(Entries taken from a collection)

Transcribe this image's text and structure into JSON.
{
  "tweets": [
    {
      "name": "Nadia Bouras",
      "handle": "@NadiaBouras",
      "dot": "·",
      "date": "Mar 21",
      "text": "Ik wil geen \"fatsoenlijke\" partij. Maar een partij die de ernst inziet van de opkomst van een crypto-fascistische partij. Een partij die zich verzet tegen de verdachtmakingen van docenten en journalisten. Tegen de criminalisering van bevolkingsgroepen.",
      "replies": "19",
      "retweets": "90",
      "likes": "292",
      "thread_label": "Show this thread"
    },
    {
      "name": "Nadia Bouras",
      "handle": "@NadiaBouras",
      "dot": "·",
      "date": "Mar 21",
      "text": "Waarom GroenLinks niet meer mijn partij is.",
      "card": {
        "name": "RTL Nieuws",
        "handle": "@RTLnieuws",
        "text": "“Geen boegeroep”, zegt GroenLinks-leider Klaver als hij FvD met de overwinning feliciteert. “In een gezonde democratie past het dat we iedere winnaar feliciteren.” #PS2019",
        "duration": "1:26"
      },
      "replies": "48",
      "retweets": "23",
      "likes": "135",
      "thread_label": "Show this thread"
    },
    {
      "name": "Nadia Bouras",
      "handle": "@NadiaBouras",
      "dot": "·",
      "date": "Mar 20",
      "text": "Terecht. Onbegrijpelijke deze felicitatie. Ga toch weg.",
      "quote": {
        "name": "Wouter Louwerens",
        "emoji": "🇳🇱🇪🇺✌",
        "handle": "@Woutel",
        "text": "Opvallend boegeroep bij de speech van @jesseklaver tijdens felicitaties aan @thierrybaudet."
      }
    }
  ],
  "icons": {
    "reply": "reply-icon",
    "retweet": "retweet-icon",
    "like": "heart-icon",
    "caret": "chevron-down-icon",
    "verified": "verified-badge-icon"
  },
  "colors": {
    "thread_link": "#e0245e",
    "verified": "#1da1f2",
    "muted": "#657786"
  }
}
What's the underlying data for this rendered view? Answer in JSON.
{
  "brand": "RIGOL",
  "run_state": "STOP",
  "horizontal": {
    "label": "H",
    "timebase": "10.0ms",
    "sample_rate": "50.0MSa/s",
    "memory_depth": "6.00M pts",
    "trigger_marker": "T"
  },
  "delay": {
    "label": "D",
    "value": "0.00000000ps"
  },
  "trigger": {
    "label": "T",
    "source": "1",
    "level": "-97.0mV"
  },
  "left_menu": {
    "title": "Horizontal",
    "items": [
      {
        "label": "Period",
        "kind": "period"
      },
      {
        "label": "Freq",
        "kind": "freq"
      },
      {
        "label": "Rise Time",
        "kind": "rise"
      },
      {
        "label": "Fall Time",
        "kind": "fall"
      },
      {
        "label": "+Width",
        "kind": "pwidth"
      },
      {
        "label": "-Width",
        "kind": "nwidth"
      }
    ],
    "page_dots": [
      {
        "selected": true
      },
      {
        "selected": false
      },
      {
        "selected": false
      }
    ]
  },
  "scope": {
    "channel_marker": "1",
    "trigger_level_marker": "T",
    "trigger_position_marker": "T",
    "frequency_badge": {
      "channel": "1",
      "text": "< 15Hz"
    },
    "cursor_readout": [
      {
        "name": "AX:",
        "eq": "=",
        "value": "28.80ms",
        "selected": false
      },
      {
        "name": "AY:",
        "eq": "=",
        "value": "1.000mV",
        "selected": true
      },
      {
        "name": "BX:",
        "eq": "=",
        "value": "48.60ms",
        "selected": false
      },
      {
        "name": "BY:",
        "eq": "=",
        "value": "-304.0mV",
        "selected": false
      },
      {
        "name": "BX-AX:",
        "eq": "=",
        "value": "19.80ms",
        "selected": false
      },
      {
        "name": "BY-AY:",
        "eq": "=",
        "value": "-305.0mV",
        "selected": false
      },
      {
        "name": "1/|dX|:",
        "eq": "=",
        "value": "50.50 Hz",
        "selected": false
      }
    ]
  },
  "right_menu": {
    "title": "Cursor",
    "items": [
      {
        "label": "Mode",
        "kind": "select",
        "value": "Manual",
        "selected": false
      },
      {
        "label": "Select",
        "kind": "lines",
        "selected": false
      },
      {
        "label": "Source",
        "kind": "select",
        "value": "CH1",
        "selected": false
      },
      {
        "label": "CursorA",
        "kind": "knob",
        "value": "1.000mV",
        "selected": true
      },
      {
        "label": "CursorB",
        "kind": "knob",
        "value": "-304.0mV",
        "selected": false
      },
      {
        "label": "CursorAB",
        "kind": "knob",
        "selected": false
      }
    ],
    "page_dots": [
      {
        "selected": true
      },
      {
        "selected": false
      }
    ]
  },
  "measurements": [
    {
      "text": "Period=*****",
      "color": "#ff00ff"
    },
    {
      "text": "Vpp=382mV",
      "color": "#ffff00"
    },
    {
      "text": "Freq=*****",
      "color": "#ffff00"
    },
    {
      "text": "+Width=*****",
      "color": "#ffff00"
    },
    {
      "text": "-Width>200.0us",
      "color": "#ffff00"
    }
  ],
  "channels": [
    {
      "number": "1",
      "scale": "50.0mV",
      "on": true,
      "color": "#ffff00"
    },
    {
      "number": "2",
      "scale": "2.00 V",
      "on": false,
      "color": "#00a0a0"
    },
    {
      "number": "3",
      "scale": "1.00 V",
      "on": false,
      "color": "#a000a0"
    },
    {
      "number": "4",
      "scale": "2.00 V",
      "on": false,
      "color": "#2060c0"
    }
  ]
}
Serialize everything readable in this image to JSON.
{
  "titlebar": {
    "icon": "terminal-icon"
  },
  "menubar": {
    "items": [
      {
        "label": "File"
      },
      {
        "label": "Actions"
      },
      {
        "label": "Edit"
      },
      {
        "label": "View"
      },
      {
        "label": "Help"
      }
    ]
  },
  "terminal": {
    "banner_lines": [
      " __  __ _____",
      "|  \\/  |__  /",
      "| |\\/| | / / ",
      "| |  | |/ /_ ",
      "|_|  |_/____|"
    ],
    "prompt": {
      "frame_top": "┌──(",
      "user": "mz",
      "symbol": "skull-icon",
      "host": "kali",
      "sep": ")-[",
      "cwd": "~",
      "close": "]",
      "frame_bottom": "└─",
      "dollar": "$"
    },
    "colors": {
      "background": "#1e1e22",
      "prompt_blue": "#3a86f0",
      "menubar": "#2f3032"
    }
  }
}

Written problem:
Repeat all the entries exactly as given.

Solution to this task:
Transcribe this image's text and structure into JSON.
{
  "tweets": [
    {
      "name": "Nadia Bouras",
      "handle": "@NadiaBouras",
      "dot": "·",
      "date": "Mar 21",
      "text": "Ik wil geen \"fatsoenlijke\" partij. Maar een partij die de ernst inziet van de opkomst van een crypto-fascistische partij. Een partij die zich verzet tegen de verdachtmakingen van docenten en journalisten. Tegen de criminalisering van bevolkingsgroepen.",
      "replies": "19",
      "retweets": "90",
      "likes": "292",
      "thread_label": "Show this thread"
    },
    {
      "name": "Nadia Bouras",
      "handle": "@NadiaBouras",
      "dot": "·",
      "date": "Mar 21",
      "text": "Waarom GroenLinks niet meer mijn partij is.",
      "card": {
        "name": "RTL Nieuws",
        "handle": "@RTLnieuws",
        "text": "“Geen boegeroep”, zegt GroenLinks-leider Klaver als hij FvD met de overwinning feliciteert. “In een gezonde democratie past het dat we iedere winnaar feliciteren.” #PS2019",
        "duration": "1:26"
      },
      "replies": "48",
      "retweets": "23",
      "likes": "135",
      "thread_label": "Show this thread"
    },
    {
      "name": "Nadia Bouras",
      "handle": "@NadiaBouras",
      "dot": "·",
      "date": "Mar 20",
      "text": "Terecht. Onbegrijpelijke deze felicitatie. Ga toch weg.",
      "quote": {
        "name": "Wouter Louwerens",
        "emoji": "🇳🇱🇪🇺✌",
        "handle": "@Woutel",
        "text": "Opvallend boegeroep bij de speech van @jesseklaver tijdens felicitaties aan @thierrybaudet."
      }
    }
  ],
  "icons": {
    "reply": "reply-icon",
    "retweet": "retweet-icon",
    "like": "heart-icon",
    "caret": "chevron-down-icon",
    "verified": "verified-badge-icon"
  },
  "colors": {
    "thread_link": "#e0245e",
    "verified": "#1da1f2",
    "muted": "#657786"
  }
}
What's the underlying data for this rendered view? Answer in JSON.
{
  "brand": "RIGOL",
  "run_state": "STOP",
  "horizontal": {
    "label": "H",
    "timebase": "10.0ms",
    "sample_rate": "50.0MSa/s",
    "memory_depth": "6.00M pts",
    "trigger_marker": "T"
  },
  "delay": {
    "label": "D",
    "value": "0.00000000ps"
  },
  "trigger": {
    "label": "T",
    "source": "1",
    "level": "-97.0mV"
  },
  "left_menu": {
    "title": "Horizontal",
    "items": [
      {
        "label": "Period",
        "kind": "period"
      },
      {
        "label": "Freq",
        "kind": "freq"
      },
      {
        "label": "Rise Time",
        "kind": "rise"
      },
      {
        "label": "Fall Time",
        "kind": "fall"
      },
      {
        "label": "+Width",
        "kind": "pwidth"
      },
      {
        "label": "-Width",
        "kind": "nwidth"
      }
    ],
    "page_dots": [
      {
        "selected": true
      },
      {
        "selected": false
      },
      {
        "selected": false
      }
    ]
  },
  "scope": {
    "channel_marker": "1",
    "trigger_level_marker": "T",
    "trigger_position_marker": "T",
    "frequency_badge": {
      "channel": "1",
      "text": "< 15Hz"
    },
    "cursor_readout": [
      {
        "name": "AX:",
        "eq": "=",
        "value": "28.80ms",
        "selected": false
      },
      {
        "name": "AY:",
        "eq": "=",
        "value": "1.000mV",
        "selected": true
      },
      {
        "name": "BX:",
        "eq": "=",
        "value": "48.60ms",
        "selected": false
      },
      {
        "name": "BY:",
        "eq": "=",
        "value": "-304.0mV",
        "selected": false
      },
      {
        "name": "BX-AX:",
        "eq": "=",
        "value": "19.80ms",
        "selected": false
      },
      {
        "name": "BY-AY:",
        "eq": "=",
        "value": "-305.0mV",
        "selected": false
      },
      {
        "name": "1/|dX|:",
        "eq": "=",
        "value": "50.50 Hz",
        "selected": false
      }
    ]
  },
  "right_menu": {
    "title": "Cursor",
    "items": [
      {
        "label": "Mode",
        "kind": "select",
        "value": "Manual",
        "selected": false
      },
      {
        "label": "Select",
        "kind": "lines",
        "selected": false
      },
      {
        "label": "Source",
        "kind": "select",
        "value": "CH1",
        "selected": false
      },
      {
        "label": "CursorA",
        "kind": "knob",
        "value": "1.000mV",
        "selected": true
      },
      {
        "label": "CursorB",
        "kind": "knob",
        "value": "-304.0mV",
        "selected": false
      },
      {
        "label": "CursorAB",
        "kind": "knob",
        "selected": false
      }
    ],
    "page_dots": [
      {
        "selected": true
      },
      {
        "selected": false
      }
    ]
  },
  "measurements": [
    {
      "text": "Period=*****",
      "color": "#ff00ff"
    },
    {
      "text": "Vpp=382mV",
      "color": "#ffff00"
    },
    {
      "text": "Freq=*****",
      "color": "#ffff00"
    },
    {
      "text": "+Width=*****",
      "color": "#ffff00"
    },
    {
      "text": "-Width>200.0us",
      "color": "#ffff00"
    }
  ],
  "channels": [
    {
      "number": "1",
      "scale": "50.0mV",
      "on": true,
      "color": "#ffff00"
    },
    {
      "number": "2",
      "scale": "2.00 V",
      "on": false,
      "color": "#00a0a0"
    },
    {
      "number": "3",
      "scale": "1.00 V",
      "on": false,
      "color": "#a000a0"
    },
    {
      "number": "4",
      "scale": "2.00 V",
      "on": false,
      "color": "#2060c0"
    }
  ]
}
Serialize everything readable in this image to JSON.
{
  "titlebar": {
    "icon": "terminal-icon"
  },
  "menubar": {
    "items": [
      {
        "label": "File"
      },
      {
        "label": "Actions"
      },
      {
        "label": "Edit"
      },
      {
        "label": "View"
      },
      {
        "label": "Help"
      }
    ]
  },
  "terminal": {
    "banner_lines": [
      " __  __ _____",
      "|  \\/  |__  /",
      "| |\\/| | / / ",
      "| |  | |/ /_ ",
      "|_|  |_/____|"
    ],
    "prompt": {
      "frame_top": "┌──(",
      "user": "mz",
      "symbol": "skull-icon",
      "host": "kali",
      "sep": ")-[",
      "cwd": "~",
      "close": "]",
      "frame_bottom": "└─",
      "dollar": "$"
    },
    "colors": {
      "background": "#1e1e22",
      "prompt_blue": "#3a86f0",
      "menubar": "#2f3032"
    }
  }
}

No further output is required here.